--- START OF GIVEN RECORDS ---
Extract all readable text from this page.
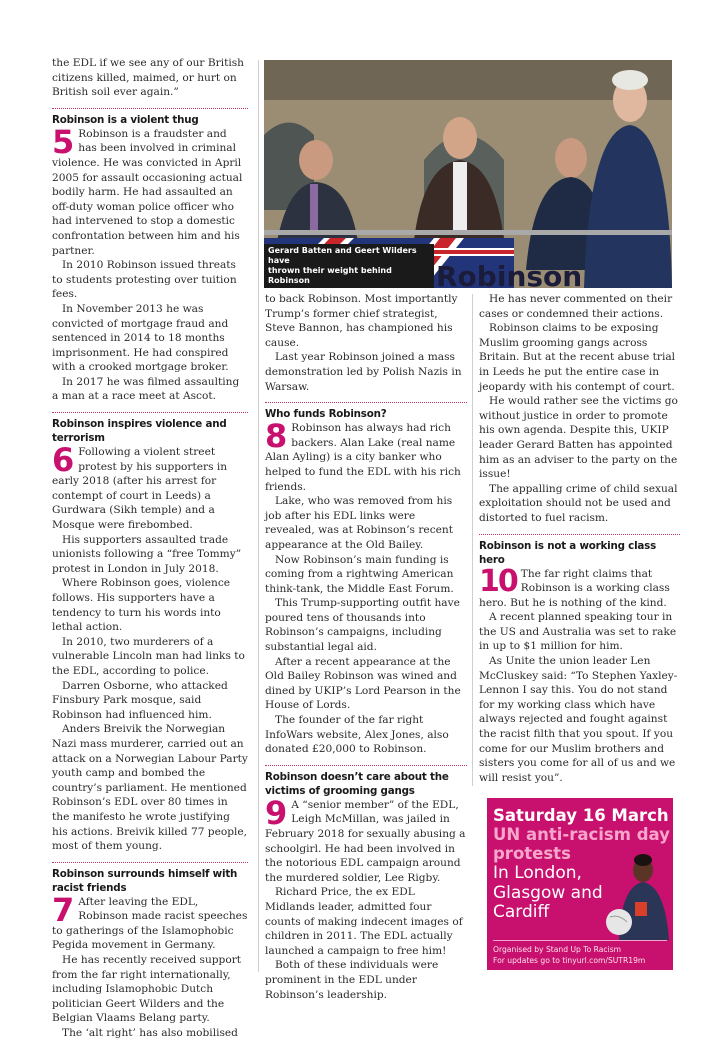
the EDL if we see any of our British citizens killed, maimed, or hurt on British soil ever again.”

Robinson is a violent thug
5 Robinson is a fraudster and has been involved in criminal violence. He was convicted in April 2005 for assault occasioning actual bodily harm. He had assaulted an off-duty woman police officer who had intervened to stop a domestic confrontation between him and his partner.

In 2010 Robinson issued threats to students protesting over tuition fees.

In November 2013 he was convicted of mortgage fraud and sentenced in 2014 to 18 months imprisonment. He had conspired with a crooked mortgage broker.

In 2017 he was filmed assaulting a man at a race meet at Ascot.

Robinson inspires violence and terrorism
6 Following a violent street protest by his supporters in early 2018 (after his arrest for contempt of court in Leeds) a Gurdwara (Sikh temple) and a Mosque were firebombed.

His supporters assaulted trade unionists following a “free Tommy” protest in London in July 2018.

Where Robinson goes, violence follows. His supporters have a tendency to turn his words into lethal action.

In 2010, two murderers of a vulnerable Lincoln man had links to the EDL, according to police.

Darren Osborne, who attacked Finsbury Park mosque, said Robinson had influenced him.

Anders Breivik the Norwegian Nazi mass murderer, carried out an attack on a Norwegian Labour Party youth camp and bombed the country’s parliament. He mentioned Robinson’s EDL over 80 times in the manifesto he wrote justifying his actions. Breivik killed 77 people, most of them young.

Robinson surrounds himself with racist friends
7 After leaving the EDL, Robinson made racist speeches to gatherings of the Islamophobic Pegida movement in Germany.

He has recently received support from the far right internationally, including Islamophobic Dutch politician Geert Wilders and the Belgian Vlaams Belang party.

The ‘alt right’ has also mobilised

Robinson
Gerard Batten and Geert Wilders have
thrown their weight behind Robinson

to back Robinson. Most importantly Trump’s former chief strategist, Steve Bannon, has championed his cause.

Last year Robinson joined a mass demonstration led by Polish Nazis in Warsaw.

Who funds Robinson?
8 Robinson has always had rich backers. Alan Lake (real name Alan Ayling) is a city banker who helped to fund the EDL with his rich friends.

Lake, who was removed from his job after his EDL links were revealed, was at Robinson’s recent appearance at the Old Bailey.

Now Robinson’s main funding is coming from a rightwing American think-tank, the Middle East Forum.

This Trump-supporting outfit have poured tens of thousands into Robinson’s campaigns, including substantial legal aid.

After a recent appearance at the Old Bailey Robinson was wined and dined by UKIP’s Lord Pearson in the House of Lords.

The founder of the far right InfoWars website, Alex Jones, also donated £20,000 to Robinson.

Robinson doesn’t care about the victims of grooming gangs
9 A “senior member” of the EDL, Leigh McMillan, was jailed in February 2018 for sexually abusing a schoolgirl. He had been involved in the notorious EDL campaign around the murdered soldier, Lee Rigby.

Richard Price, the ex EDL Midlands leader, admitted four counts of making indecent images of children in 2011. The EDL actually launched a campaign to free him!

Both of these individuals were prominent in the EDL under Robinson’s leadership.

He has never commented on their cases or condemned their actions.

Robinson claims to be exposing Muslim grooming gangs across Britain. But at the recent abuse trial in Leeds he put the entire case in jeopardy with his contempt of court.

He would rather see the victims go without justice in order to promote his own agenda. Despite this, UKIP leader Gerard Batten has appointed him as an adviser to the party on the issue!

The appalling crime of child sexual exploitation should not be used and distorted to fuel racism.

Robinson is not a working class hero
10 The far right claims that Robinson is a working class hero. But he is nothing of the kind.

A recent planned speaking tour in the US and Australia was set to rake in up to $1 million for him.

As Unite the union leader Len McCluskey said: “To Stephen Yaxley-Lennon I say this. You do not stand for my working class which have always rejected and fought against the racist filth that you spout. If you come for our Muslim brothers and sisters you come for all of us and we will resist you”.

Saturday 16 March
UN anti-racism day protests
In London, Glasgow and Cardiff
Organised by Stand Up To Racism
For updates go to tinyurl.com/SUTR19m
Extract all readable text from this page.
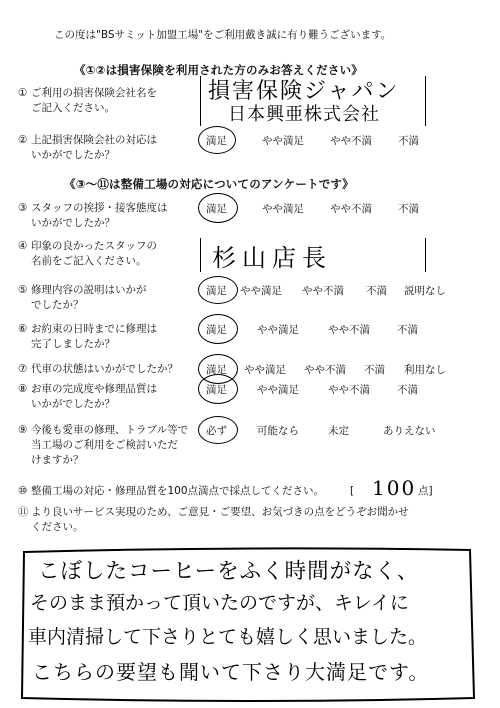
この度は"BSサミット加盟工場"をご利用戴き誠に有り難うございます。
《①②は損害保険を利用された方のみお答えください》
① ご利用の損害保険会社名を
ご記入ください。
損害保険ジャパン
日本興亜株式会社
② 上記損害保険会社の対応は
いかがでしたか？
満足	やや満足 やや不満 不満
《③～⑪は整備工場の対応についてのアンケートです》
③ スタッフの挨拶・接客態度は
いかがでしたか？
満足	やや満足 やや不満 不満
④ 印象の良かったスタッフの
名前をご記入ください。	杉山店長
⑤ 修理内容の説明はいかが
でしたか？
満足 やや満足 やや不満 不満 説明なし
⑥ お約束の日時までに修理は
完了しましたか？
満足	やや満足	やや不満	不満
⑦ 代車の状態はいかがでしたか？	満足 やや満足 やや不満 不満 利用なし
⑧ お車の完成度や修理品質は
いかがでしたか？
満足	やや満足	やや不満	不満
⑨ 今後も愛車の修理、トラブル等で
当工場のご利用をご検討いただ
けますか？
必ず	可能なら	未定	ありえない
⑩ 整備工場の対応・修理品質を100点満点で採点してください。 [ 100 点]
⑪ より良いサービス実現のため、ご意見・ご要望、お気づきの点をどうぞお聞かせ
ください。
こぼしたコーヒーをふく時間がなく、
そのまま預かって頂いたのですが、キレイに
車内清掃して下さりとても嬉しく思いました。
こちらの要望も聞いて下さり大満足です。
--- END OF GIVEN RECORDS ---
--- START OF GIVEN RECORDS ---
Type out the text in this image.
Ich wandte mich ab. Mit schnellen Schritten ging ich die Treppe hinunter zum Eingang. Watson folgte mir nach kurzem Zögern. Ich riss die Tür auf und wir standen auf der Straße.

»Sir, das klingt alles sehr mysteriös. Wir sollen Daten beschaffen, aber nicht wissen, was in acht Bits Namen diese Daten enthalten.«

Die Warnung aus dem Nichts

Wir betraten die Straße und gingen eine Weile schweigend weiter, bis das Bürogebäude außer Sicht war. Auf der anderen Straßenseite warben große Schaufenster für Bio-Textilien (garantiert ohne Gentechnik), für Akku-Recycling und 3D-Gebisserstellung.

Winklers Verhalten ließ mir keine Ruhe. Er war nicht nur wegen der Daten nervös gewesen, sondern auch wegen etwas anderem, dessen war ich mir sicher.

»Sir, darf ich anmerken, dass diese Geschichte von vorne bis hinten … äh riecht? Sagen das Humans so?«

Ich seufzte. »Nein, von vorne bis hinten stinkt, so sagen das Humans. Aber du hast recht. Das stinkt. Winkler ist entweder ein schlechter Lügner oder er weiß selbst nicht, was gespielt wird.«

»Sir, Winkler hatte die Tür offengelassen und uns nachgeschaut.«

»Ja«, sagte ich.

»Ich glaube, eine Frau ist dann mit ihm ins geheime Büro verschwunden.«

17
--- END OF GIVEN RECORDS ---
From the listing above, copy every line that includes the word "appearance".

Lake, who was removed from his job after his EDL links were revealed, was at Robinson’s recent appearance at the Old Bailey.
After a recent appearance at the Old Bailey Robinson was wined and dined by UKIP’s Lord Pearson in the House of Lords.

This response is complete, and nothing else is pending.